Exercise details: Every record here should be printed again exactly.

[Dataset items]
______
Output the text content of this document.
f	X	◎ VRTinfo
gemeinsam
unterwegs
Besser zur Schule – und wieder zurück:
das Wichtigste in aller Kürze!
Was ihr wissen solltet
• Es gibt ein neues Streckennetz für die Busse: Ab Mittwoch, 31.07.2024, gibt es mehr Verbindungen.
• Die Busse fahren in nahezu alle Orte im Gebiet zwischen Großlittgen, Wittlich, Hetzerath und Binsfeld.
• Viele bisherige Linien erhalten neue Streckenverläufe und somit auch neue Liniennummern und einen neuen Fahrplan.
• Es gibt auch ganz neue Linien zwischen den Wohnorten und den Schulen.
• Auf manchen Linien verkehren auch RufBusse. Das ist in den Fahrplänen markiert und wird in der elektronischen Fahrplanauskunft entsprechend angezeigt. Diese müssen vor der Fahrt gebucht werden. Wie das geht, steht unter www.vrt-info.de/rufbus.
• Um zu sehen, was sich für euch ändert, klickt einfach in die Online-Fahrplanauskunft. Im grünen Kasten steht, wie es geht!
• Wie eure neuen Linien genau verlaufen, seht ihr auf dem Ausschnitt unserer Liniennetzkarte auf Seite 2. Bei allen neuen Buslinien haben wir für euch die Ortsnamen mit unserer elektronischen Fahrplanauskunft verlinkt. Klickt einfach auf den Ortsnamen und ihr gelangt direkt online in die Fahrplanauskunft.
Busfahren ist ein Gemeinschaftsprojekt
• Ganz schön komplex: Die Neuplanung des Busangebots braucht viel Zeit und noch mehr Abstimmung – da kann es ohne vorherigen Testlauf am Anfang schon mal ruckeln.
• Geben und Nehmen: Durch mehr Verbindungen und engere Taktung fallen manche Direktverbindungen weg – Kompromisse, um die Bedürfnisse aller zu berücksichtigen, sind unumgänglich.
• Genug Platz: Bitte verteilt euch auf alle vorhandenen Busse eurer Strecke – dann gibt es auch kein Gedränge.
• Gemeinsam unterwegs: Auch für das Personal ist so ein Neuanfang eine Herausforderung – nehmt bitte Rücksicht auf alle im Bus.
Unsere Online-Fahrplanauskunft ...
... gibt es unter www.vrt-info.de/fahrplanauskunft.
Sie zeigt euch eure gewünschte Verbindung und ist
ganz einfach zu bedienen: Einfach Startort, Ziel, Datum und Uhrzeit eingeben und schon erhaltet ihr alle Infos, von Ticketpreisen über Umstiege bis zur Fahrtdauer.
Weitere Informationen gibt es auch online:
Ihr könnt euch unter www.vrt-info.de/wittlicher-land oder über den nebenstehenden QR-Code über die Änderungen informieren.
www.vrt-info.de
______
Task solution:
Output the text content of this document.
f	X	◎ VRTinfo
gemeinsam
unterwegs
Besser zur Schule – und wieder zurück:
das Wichtigste in aller Kürze!
Was ihr wissen solltet
• Es gibt ein neues Streckennetz für die Busse: Ab Mittwoch, 31.07.2024, gibt es mehr Verbindungen.
• Die Busse fahren in nahezu alle Orte im Gebiet zwischen Großlittgen, Wittlich, Hetzerath und Binsfeld.
• Viele bisherige Linien erhalten neue Streckenverläufe und somit auch neue Liniennummern und einen neuen Fahrplan.
• Es gibt auch ganz neue Linien zwischen den Wohnorten und den Schulen.
• Auf manchen Linien verkehren auch RufBusse. Das ist in den Fahrplänen markiert und wird in der elektronischen Fahrplanauskunft entsprechend angezeigt. Diese müssen vor der Fahrt gebucht werden. Wie das geht, steht unter www.vrt-info.de/rufbus.
• Um zu sehen, was sich für euch ändert, klickt einfach in die Online-Fahrplanauskunft. Im grünen Kasten steht, wie es geht!
• Wie eure neuen Linien genau verlaufen, seht ihr auf dem Ausschnitt unserer Liniennetzkarte auf Seite 2. Bei allen neuen Buslinien haben wir für euch die Ortsnamen mit unserer elektronischen Fahrplanauskunft verlinkt. Klickt einfach auf den Ortsnamen und ihr gelangt direkt online in die Fahrplanauskunft.
Busfahren ist ein Gemeinschaftsprojekt
• Ganz schön komplex: Die Neuplanung des Busangebots braucht viel Zeit und noch mehr Abstimmung – da kann es ohne vorherigen Testlauf am Anfang schon mal ruckeln.
• Geben und Nehmen: Durch mehr Verbindungen und engere Taktung fallen manche Direktverbindungen weg – Kompromisse, um die Bedürfnisse aller zu berücksichtigen, sind unumgänglich.
• Genug Platz: Bitte verteilt euch auf alle vorhandenen Busse eurer Strecke – dann gibt es auch kein Gedränge.
• Gemeinsam unterwegs: Auch für das Personal ist so ein Neuanfang eine Herausforderung – nehmt bitte Rücksicht auf alle im Bus.
Unsere Online-Fahrplanauskunft ...
... gibt es unter www.vrt-info.de/fahrplanauskunft.
Sie zeigt euch eure gewünschte Verbindung und ist
ganz einfach zu bedienen: Einfach Startort, Ziel, Datum und Uhrzeit eingeben und schon erhaltet ihr alle Infos, von Ticketpreisen über Umstiege bis zur Fahrtdauer.
Weitere Informationen gibt es auch online:
Ihr könnt euch unter www.vrt-info.de/wittlicher-land oder über den nebenstehenden QR-Code über die Änderungen informieren.
www.vrt-info.de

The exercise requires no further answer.